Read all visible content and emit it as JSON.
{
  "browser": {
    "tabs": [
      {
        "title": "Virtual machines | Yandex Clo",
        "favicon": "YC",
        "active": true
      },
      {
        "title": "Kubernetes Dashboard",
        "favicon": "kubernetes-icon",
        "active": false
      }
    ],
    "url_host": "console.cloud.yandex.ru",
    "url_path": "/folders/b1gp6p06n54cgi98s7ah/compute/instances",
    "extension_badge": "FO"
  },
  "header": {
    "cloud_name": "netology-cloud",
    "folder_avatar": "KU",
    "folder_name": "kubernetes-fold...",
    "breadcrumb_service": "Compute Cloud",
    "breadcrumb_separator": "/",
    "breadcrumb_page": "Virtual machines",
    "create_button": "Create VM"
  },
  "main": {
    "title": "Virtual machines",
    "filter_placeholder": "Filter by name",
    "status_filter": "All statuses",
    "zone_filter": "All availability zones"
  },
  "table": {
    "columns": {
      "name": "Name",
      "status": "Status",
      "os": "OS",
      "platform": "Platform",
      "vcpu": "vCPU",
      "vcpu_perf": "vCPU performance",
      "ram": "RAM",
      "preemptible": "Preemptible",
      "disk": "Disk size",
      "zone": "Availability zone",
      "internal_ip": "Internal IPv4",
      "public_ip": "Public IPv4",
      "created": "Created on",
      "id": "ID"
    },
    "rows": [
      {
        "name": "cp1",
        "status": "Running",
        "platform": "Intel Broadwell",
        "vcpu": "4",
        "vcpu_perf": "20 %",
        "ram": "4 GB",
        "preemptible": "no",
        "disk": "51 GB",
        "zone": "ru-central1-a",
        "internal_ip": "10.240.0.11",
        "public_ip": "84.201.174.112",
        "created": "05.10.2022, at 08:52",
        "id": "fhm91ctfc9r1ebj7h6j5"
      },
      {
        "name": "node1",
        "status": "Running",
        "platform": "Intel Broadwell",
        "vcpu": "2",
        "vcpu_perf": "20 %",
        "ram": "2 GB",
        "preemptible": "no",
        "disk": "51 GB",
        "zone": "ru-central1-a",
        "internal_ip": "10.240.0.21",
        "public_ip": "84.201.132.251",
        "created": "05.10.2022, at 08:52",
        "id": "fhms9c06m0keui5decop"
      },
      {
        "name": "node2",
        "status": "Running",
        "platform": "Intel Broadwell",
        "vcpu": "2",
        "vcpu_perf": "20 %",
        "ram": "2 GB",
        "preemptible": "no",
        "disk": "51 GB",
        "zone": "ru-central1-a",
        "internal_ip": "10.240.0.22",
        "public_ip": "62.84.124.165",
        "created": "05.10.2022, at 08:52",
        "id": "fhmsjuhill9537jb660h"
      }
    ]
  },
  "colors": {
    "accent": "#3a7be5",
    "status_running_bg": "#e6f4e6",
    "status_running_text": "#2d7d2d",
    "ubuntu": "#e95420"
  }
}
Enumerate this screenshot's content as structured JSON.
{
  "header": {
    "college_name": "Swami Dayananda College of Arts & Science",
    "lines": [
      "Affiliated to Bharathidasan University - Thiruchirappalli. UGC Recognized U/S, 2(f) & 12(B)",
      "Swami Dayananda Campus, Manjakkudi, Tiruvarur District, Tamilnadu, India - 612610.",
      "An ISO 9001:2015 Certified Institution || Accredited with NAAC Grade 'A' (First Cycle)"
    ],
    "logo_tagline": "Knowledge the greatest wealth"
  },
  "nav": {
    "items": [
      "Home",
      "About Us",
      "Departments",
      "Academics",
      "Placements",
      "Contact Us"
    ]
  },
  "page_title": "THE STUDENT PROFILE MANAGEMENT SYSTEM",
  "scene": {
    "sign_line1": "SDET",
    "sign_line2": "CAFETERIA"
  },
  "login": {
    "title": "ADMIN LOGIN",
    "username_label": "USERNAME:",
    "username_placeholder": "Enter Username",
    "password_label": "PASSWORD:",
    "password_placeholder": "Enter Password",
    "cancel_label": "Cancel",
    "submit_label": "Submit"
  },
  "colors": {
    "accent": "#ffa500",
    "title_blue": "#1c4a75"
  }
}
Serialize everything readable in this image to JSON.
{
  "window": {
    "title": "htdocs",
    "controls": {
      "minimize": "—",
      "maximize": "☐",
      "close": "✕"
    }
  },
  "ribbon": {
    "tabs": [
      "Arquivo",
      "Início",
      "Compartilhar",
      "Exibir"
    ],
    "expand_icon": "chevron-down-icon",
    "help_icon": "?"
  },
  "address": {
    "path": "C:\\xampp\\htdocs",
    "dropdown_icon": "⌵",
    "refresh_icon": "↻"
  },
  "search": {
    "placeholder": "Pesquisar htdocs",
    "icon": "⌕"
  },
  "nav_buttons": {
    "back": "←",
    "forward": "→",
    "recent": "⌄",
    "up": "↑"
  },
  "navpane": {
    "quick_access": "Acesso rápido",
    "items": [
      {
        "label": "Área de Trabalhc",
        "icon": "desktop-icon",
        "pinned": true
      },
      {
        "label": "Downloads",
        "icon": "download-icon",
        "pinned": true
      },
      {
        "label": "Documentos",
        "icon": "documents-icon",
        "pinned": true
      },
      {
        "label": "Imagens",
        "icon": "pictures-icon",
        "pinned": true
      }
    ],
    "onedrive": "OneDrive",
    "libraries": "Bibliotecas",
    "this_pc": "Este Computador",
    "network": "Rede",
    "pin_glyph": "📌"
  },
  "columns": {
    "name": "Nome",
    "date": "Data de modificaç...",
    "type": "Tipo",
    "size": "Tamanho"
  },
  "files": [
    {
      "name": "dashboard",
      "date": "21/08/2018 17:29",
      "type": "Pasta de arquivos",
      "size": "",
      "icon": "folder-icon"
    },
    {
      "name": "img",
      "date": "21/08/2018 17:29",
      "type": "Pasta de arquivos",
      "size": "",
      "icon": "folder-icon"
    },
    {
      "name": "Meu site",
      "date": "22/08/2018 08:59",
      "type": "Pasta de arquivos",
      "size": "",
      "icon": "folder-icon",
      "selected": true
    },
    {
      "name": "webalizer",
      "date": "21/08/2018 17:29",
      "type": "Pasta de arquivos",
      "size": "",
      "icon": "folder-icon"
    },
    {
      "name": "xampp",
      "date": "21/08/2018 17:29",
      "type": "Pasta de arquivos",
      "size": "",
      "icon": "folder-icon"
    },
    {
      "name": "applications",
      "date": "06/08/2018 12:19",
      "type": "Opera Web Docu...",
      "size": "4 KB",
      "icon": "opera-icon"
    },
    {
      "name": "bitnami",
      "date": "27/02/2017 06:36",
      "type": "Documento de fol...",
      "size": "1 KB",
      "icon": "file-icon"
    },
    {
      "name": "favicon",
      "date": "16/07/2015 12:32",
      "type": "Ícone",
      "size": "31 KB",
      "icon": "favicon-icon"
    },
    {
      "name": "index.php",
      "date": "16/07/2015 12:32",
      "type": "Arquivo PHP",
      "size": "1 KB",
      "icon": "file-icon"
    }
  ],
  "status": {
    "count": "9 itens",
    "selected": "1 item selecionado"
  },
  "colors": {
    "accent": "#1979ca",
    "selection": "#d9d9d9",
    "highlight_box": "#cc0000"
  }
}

● ● ● ●

Your objective ->
Reproduce the data in its entirety, matching each character.

Result ->
Read all visible content and emit it as JSON.
{
  "browser": {
    "tabs": [
      {
        "title": "Virtual machines | Yandex Clo",
        "favicon": "YC",
        "active": true
      },
      {
        "title": "Kubernetes Dashboard",
        "favicon": "kubernetes-icon",
        "active": false
      }
    ],
    "url_host": "console.cloud.yandex.ru",
    "url_path": "/folders/b1gp6p06n54cgi98s7ah/compute/instances",
    "extension_badge": "FO"
  },
  "header": {
    "cloud_name": "netology-cloud",
    "folder_avatar": "KU",
    "folder_name": "kubernetes-fold...",
    "breadcrumb_service": "Compute Cloud",
    "breadcrumb_separator": "/",
    "breadcrumb_page": "Virtual machines",
    "create_button": "Create VM"
  },
  "main": {
    "title": "Virtual machines",
    "filter_placeholder": "Filter by name",
    "status_filter": "All statuses",
    "zone_filter": "All availability zones"
  },
  "table": {
    "columns": {
      "name": "Name",
      "status": "Status",
      "os": "OS",
      "platform": "Platform",
      "vcpu": "vCPU",
      "vcpu_perf": "vCPU performance",
      "ram": "RAM",
      "preemptible": "Preemptible",
      "disk": "Disk size",
      "zone": "Availability zone",
      "internal_ip": "Internal IPv4",
      "public_ip": "Public IPv4",
      "created": "Created on",
      "id": "ID"
    },
    "rows": [
      {
        "name": "cp1",
        "status": "Running",
        "platform": "Intel Broadwell",
        "vcpu": "4",
        "vcpu_perf": "20 %",
        "ram": "4 GB",
        "preemptible": "no",
        "disk": "51 GB",
        "zone": "ru-central1-a",
        "internal_ip": "10.240.0.11",
        "public_ip": "84.201.174.112",
        "created": "05.10.2022, at 08:52",
        "id": "fhm91ctfc9r1ebj7h6j5"
      },
      {
        "name": "node1",
        "status": "Running",
        "platform": "Intel Broadwell",
        "vcpu": "2",
        "vcpu_perf": "20 %",
        "ram": "2 GB",
        "preemptible": "no",
        "disk": "51 GB",
        "zone": "ru-central1-a",
        "internal_ip": "10.240.0.21",
        "public_ip": "84.201.132.251",
        "created": "05.10.2022, at 08:52",
        "id": "fhms9c06m0keui5decop"
      },
      {
        "name": "node2",
        "status": "Running",
        "platform": "Intel Broadwell",
        "vcpu": "2",
        "vcpu_perf": "20 %",
        "ram": "2 GB",
        "preemptible": "no",
        "disk": "51 GB",
        "zone": "ru-central1-a",
        "internal_ip": "10.240.0.22",
        "public_ip": "62.84.124.165",
        "created": "05.10.2022, at 08:52",
        "id": "fhmsjuhill9537jb660h"
      }
    ]
  },
  "colors": {
    "accent": "#3a7be5",
    "status_running_bg": "#e6f4e6",
    "status_running_text": "#2d7d2d",
    "ubuntu": "#e95420"
  }
}
Enumerate this screenshot's content as structured JSON.
{
  "header": {
    "college_name": "Swami Dayananda College of Arts & Science",
    "lines": [
      "Affiliated to Bharathidasan University - Thiruchirappalli. UGC Recognized U/S, 2(f) & 12(B)",
      "Swami Dayananda Campus, Manjakkudi, Tiruvarur District, Tamilnadu, India - 612610.",
      "An ISO 9001:2015 Certified Institution || Accredited with NAAC Grade 'A' (First Cycle)"
    ],
    "logo_tagline": "Knowledge the greatest wealth"
  },
  "nav": {
    "items": [
      "Home",
      "About Us",
      "Departments",
      "Academics",
      "Placements",
      "Contact Us"
    ]
  },
  "page_title": "THE STUDENT PROFILE MANAGEMENT SYSTEM",
  "scene": {
    "sign_line1": "SDET",
    "sign_line2": "CAFETERIA"
  },
  "login": {
    "title": "ADMIN LOGIN",
    "username_label": "USERNAME:",
    "username_placeholder": "Enter Username",
    "password_label": "PASSWORD:",
    "password_placeholder": "Enter Password",
    "cancel_label": "Cancel",
    "submit_label": "Submit"
  },
  "colors": {
    "accent": "#ffa500",
    "title_blue": "#1c4a75"
  }
}
Serialize everything readable in this image to JSON.
{
  "window": {
    "title": "htdocs",
    "controls": {
      "minimize": "—",
      "maximize": "☐",
      "close": "✕"
    }
  },
  "ribbon": {
    "tabs": [
      "Arquivo",
      "Início",
      "Compartilhar",
      "Exibir"
    ],
    "expand_icon": "chevron-down-icon",
    "help_icon": "?"
  },
  "address": {
    "path": "C:\\xampp\\htdocs",
    "dropdown_icon": "⌵",
    "refresh_icon": "↻"
  },
  "search": {
    "placeholder": "Pesquisar htdocs",
    "icon": "⌕"
  },
  "nav_buttons": {
    "back": "←",
    "forward": "→",
    "recent": "⌄",
    "up": "↑"
  },
  "navpane": {
    "quick_access": "Acesso rápido",
    "items": [
      {
        "label": "Área de Trabalhc",
        "icon": "desktop-icon",
        "pinned": true
      },
      {
        "label": "Downloads",
        "icon": "download-icon",
        "pinned": true
      },
      {
        "label": "Documentos",
        "icon": "documents-icon",
        "pinned": true
      },
      {
        "label": "Imagens",
        "icon": "pictures-icon",
        "pinned": true
      }
    ],
    "onedrive": "OneDrive",
    "libraries": "Bibliotecas",
    "this_pc": "Este Computador",
    "network": "Rede",
    "pin_glyph": "📌"
  },
  "columns": {
    "name": "Nome",
    "date": "Data de modificaç...",
    "type": "Tipo",
    "size": "Tamanho"
  },
  "files": [
    {
      "name": "dashboard",
      "date": "21/08/2018 17:29",
      "type": "Pasta de arquivos",
      "size": "",
      "icon": "folder-icon"
    },
    {
      "name": "img",
      "date": "21/08/2018 17:29",
      "type": "Pasta de arquivos",
      "size": "",
      "icon": "folder-icon"
    },
    {
      "name": "Meu site",
      "date": "22/08/2018 08:59",
      "type": "Pasta de arquivos",
      "size": "",
      "icon": "folder-icon",
      "selected": true
    },
    {
      "name": "webalizer",
      "date": "21/08/2018 17:29",
      "type": "Pasta de arquivos",
      "size": "",
      "icon": "folder-icon"
    },
    {
      "name": "xampp",
      "date": "21/08/2018 17:29",
      "type": "Pasta de arquivos",
      "size": "",
      "icon": "folder-icon"
    },
    {
      "name": "applications",
      "date": "06/08/2018 12:19",
      "type": "Opera Web Docu...",
      "size": "4 KB",
      "icon": "opera-icon"
    },
    {
      "name": "bitnami",
      "date": "27/02/2017 06:36",
      "type": "Documento de fol...",
      "size": "1 KB",
      "icon": "file-icon"
    },
    {
      "name": "favicon",
      "date": "16/07/2015 12:32",
      "type": "Ícone",
      "size": "31 KB",
      "icon": "favicon-icon"
    },
    {
      "name": "index.php",
      "date": "16/07/2015 12:32",
      "type": "Arquivo PHP",
      "size": "1 KB",
      "icon": "file-icon"
    }
  ],
  "status": {
    "count": "9 itens",
    "selected": "1 item selecionado"
  },
  "colors": {
    "accent": "#1979ca",
    "selection": "#d9d9d9",
    "highlight_box": "#cc0000"
  }
}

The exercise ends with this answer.